** begin Materials provided **
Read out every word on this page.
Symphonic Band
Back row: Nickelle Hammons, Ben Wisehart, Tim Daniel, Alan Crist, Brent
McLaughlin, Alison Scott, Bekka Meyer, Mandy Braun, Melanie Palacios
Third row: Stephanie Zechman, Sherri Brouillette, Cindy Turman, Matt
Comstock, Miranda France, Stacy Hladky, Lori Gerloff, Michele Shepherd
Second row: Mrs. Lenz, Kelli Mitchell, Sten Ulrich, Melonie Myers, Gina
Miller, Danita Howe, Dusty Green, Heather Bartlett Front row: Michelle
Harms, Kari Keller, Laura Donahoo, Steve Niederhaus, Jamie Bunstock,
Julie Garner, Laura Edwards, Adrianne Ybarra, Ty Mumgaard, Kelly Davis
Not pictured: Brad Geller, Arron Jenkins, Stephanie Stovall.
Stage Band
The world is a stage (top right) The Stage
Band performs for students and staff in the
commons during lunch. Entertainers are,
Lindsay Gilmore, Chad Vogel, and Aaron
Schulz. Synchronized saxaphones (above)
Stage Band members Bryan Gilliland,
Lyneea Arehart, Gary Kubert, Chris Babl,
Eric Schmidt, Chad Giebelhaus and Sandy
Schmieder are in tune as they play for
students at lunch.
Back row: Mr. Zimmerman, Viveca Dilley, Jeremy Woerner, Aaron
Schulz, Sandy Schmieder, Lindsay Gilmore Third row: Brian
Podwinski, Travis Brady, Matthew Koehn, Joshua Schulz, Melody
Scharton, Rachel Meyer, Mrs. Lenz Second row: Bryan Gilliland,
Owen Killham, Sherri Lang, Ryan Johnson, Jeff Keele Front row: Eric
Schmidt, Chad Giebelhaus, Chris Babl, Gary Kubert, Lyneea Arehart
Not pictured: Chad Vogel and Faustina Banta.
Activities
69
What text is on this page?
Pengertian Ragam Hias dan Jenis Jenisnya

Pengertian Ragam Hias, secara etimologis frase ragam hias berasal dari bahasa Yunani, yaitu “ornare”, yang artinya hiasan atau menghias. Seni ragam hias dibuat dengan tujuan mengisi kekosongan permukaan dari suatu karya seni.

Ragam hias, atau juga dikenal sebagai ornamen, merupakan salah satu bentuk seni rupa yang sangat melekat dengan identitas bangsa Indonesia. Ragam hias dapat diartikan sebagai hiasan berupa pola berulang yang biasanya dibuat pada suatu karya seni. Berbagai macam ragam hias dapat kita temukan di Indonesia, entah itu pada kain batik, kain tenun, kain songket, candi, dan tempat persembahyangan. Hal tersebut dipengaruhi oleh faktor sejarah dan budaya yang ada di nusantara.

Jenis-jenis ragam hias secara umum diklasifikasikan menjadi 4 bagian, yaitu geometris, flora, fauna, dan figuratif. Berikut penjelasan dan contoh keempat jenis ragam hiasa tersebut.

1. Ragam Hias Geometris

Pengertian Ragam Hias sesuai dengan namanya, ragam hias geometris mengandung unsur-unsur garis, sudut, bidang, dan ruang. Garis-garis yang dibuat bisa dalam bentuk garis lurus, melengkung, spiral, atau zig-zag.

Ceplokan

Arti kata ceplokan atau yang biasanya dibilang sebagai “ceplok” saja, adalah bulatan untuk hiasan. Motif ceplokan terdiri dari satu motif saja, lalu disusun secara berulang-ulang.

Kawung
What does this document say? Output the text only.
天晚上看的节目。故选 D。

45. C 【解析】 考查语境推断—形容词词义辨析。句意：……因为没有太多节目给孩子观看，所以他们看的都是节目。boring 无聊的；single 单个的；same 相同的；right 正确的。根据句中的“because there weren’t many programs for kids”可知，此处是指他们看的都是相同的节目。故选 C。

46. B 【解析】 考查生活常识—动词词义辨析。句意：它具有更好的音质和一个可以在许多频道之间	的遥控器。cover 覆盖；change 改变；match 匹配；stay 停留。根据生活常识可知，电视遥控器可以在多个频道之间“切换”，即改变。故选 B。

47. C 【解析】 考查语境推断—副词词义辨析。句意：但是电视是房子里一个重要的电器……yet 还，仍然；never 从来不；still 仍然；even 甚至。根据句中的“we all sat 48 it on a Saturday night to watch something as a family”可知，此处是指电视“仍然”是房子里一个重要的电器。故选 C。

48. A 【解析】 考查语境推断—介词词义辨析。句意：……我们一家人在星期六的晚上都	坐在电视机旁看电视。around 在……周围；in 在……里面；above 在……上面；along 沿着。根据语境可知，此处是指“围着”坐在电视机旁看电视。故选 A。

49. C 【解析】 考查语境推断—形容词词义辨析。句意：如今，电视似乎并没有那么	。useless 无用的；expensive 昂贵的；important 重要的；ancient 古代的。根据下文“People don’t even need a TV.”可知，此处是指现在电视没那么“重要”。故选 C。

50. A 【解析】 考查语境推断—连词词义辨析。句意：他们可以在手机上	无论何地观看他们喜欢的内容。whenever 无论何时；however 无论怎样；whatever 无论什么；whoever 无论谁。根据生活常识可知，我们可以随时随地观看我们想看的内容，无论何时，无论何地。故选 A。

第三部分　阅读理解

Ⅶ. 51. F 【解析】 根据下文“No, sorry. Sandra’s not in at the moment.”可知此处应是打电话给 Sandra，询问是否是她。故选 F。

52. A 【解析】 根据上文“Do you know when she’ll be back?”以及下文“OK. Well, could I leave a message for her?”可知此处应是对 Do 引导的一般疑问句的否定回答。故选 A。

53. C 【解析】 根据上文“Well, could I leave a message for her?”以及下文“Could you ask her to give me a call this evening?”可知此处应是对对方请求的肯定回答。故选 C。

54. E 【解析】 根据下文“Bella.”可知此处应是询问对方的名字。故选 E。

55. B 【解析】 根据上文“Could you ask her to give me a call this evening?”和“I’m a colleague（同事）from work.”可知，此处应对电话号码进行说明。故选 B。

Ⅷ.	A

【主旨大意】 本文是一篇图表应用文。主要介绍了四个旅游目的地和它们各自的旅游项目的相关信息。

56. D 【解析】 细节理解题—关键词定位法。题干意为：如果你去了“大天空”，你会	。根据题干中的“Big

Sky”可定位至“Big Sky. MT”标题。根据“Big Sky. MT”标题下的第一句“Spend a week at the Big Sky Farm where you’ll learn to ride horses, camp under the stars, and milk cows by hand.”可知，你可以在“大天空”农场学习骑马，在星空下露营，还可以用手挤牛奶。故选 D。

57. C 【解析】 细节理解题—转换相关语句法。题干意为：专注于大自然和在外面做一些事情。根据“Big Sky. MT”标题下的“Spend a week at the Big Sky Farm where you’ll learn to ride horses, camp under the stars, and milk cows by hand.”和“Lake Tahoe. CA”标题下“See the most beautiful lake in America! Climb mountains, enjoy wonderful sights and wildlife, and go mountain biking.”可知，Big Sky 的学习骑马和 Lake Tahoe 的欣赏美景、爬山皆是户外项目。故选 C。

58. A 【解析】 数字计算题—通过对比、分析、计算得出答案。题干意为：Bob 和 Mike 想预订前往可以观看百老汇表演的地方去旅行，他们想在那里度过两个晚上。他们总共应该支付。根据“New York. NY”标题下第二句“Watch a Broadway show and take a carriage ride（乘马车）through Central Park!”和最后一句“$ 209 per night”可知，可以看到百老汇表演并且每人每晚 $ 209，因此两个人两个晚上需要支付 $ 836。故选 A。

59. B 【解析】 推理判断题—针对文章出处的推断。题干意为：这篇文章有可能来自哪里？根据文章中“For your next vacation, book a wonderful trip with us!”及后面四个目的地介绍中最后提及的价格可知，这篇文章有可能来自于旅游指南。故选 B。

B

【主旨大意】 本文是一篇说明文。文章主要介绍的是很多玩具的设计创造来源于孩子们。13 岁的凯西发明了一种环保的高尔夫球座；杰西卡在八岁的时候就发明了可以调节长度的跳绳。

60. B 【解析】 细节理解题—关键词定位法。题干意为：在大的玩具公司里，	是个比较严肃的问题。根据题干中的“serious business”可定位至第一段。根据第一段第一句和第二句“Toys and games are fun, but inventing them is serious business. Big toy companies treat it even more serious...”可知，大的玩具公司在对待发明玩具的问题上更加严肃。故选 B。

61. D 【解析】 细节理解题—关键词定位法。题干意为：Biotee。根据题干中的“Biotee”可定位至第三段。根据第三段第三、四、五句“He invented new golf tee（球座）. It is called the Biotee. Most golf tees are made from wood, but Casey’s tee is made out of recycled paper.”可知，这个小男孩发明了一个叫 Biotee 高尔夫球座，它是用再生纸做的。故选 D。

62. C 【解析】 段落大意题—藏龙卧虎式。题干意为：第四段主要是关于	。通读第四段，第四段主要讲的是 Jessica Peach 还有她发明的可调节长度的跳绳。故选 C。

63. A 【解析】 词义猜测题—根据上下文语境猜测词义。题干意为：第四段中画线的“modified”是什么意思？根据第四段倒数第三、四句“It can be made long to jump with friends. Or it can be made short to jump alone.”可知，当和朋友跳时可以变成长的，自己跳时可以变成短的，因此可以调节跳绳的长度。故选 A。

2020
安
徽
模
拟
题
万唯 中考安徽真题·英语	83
** end Materials provided **
Of the lines in this listing, how many contain "根据下文"? Reply with the number and nothing more.

3